→ **Input rows**
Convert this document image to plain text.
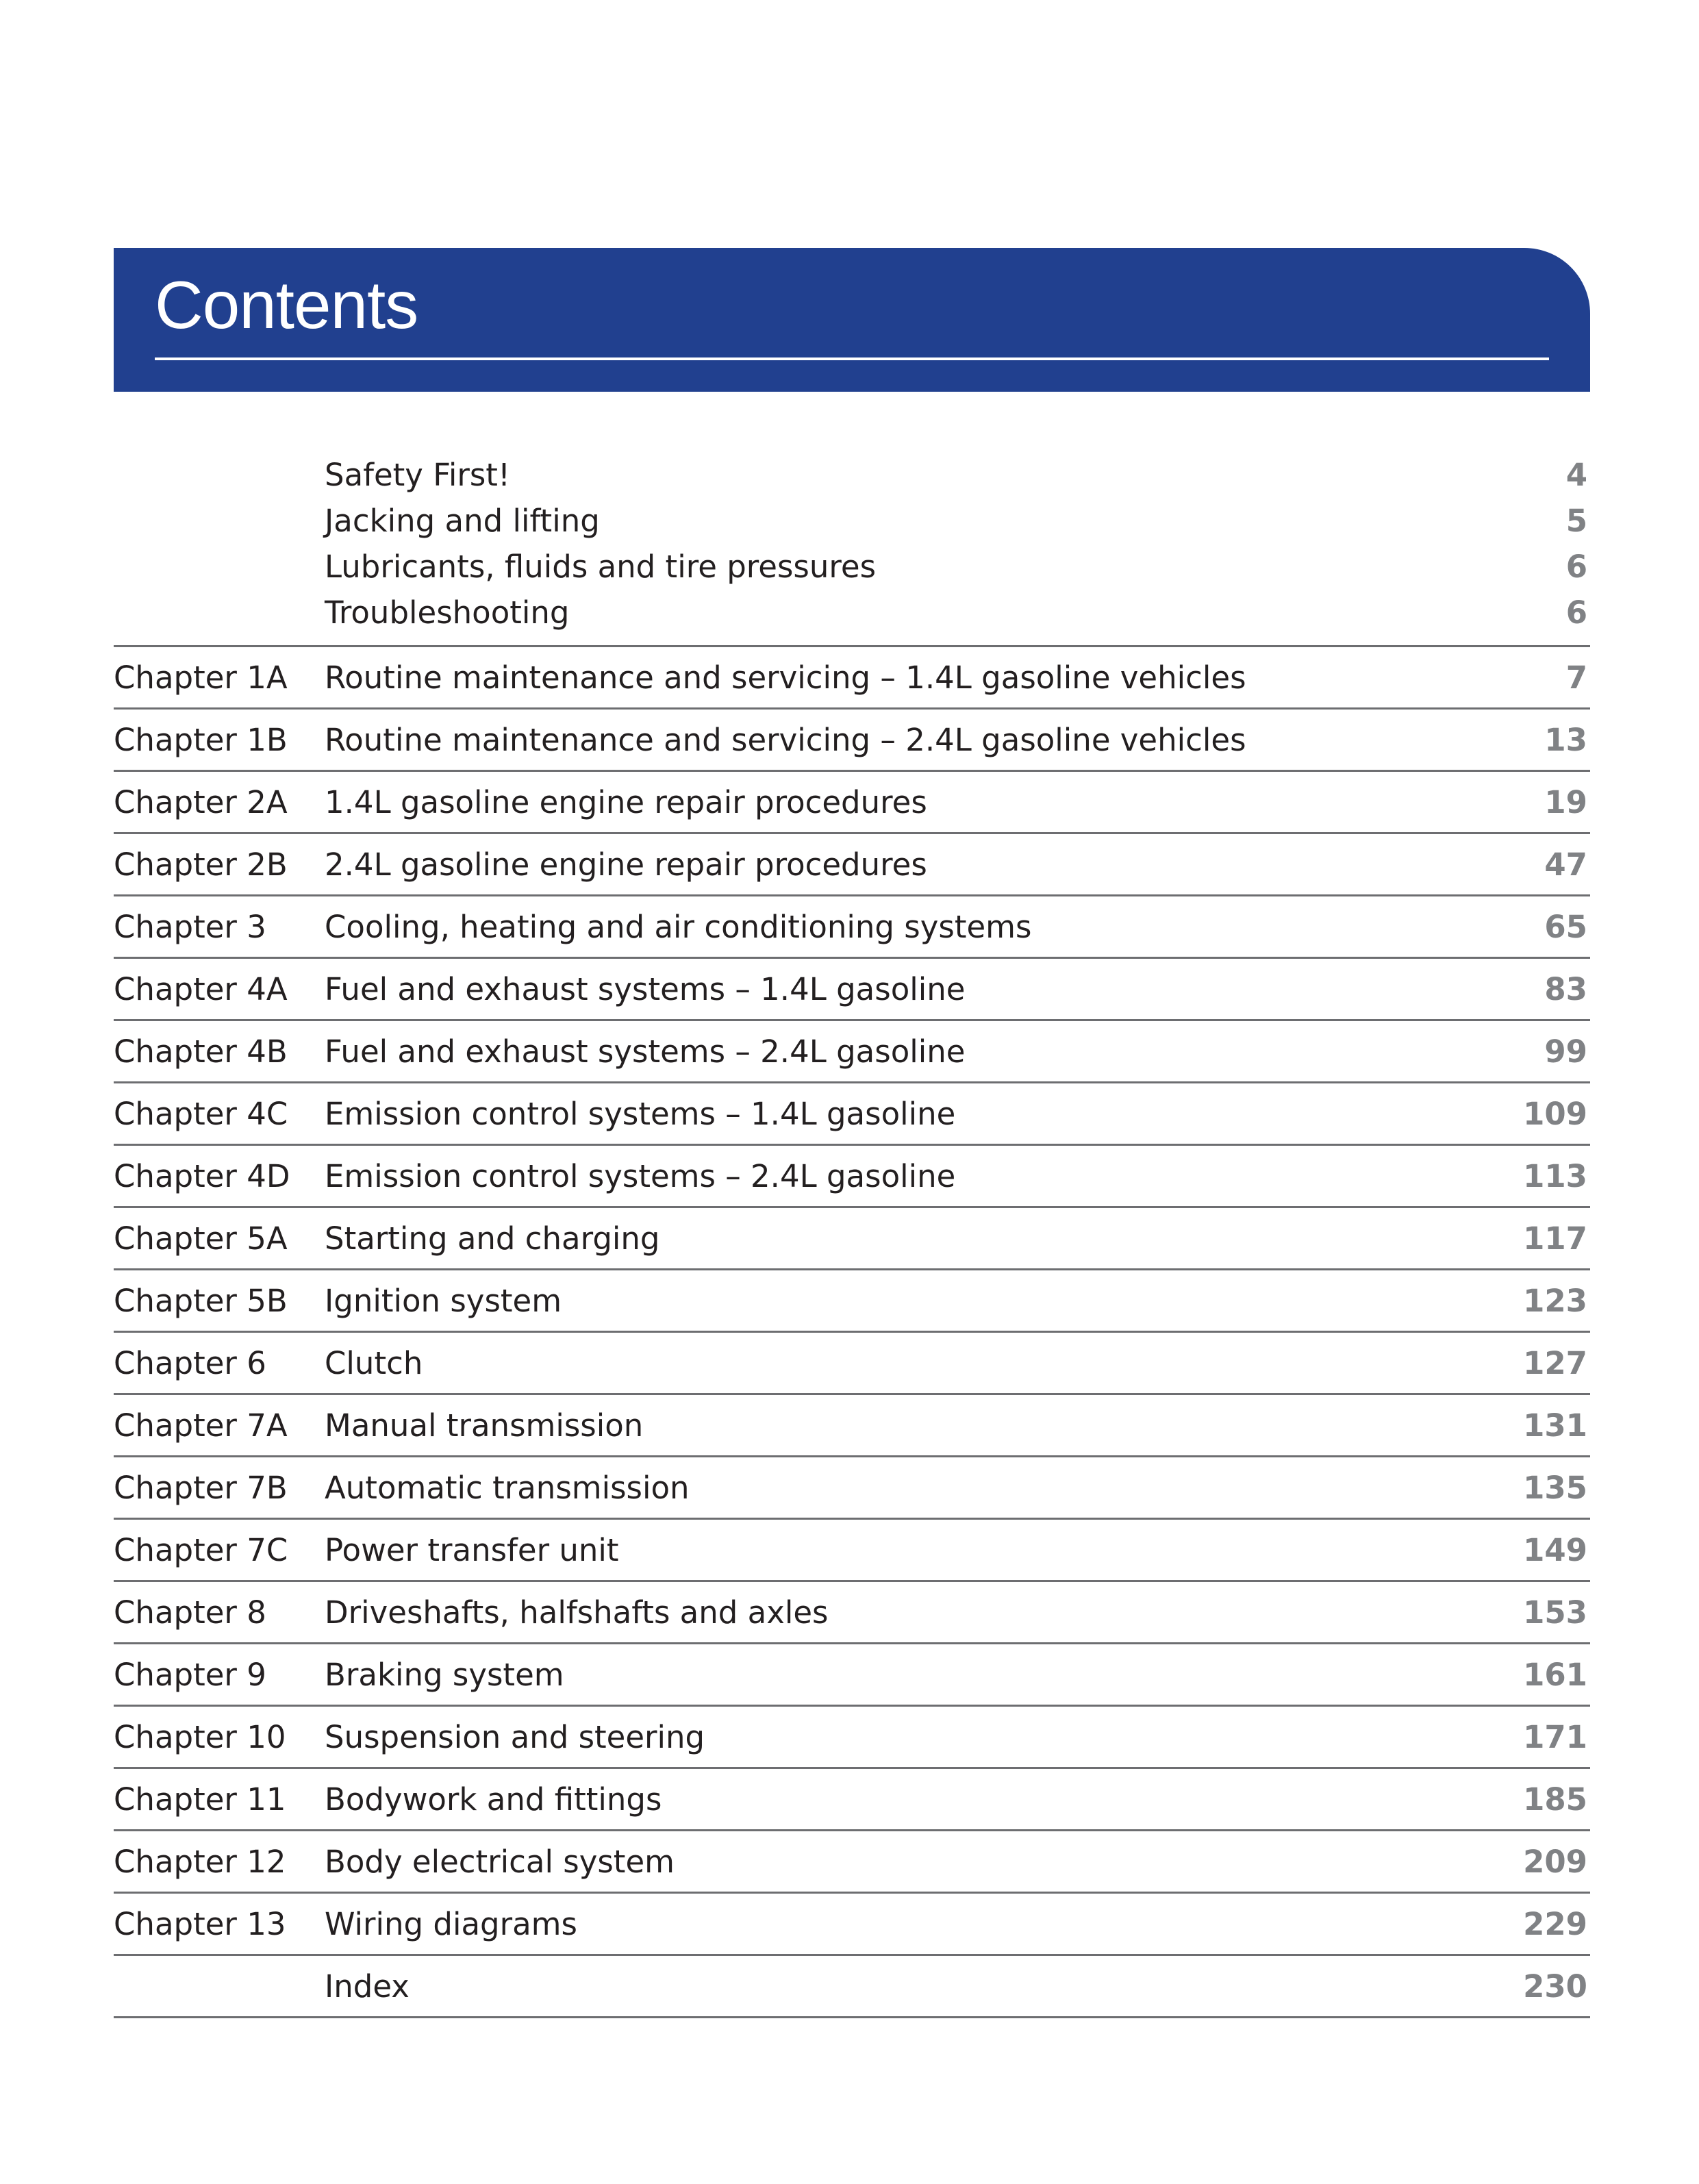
Contents
Safety First!	4
Jacking and lifting	5
Lubricants, fluids and tire pressures	6
Troubleshooting	6
Chapter 1A Routine maintenance and servicing – 1.4L gasoline vehicles	7
Chapter 1B Routine maintenance and servicing – 2.4L gasoline vehicles	13
Chapter 2A 1.4L gasoline engine repair procedures	19
Chapter 2B 2.4L gasoline engine repair procedures	47
Chapter 3 Cooling, heating and air conditioning systems	65
Chapter 4A Fuel and exhaust systems – 1.4L gasoline	83
Chapter 4B Fuel and exhaust systems – 2.4L gasoline	99
Chapter 4C Emission control systems – 1.4L gasoline	109
Chapter 4D Emission control systems – 2.4L gasoline	113
Chapter 5A Starting and charging	117
Chapter 5B Ignition system	123
Chapter 6 Clutch	127
Chapter 7A Manual transmission	131
Chapter 7B Automatic transmission	135
Chapter 7C Power transfer unit	149
Chapter 8 Driveshafts, halfshafts and axles	153
Chapter 9 Braking system	161
Chapter 10 Suspension and steering	171
Chapter 11 Bodywork and fittings	185
Chapter 12 Body electrical system	209
Chapter 13 Wiring diagrams	229
Index	230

→ **Required task**
Each record above should be copied character for character, with pictures dropped.

→ **Full response**
Convert this document image to plain text.
Contents
Safety First!	4
Jacking and lifting	5
Lubricants, fluids and tire pressures	6
Troubleshooting	6
Chapter 1A Routine maintenance and servicing – 1.4L gasoline vehicles	7
Chapter 1B Routine maintenance and servicing – 2.4L gasoline vehicles	13
Chapter 2A 1.4L gasoline engine repair procedures	19
Chapter 2B 2.4L gasoline engine repair procedures	47
Chapter 3 Cooling, heating and air conditioning systems	65
Chapter 4A Fuel and exhaust systems – 1.4L gasoline	83
Chapter 4B Fuel and exhaust systems – 2.4L gasoline	99
Chapter 4C Emission control systems – 1.4L gasoline	109
Chapter 4D Emission control systems – 2.4L gasoline	113
Chapter 5A Starting and charging	117
Chapter 5B Ignition system	123
Chapter 6 Clutch	127
Chapter 7A Manual transmission	131
Chapter 7B Automatic transmission	135
Chapter 7C Power transfer unit	149
Chapter 8 Driveshafts, halfshafts and axles	153
Chapter 9 Braking system	161
Chapter 10 Suspension and steering	171
Chapter 11 Bodywork and fittings	185
Chapter 12 Body electrical system	209
Chapter 13 Wiring diagrams	229
Index	230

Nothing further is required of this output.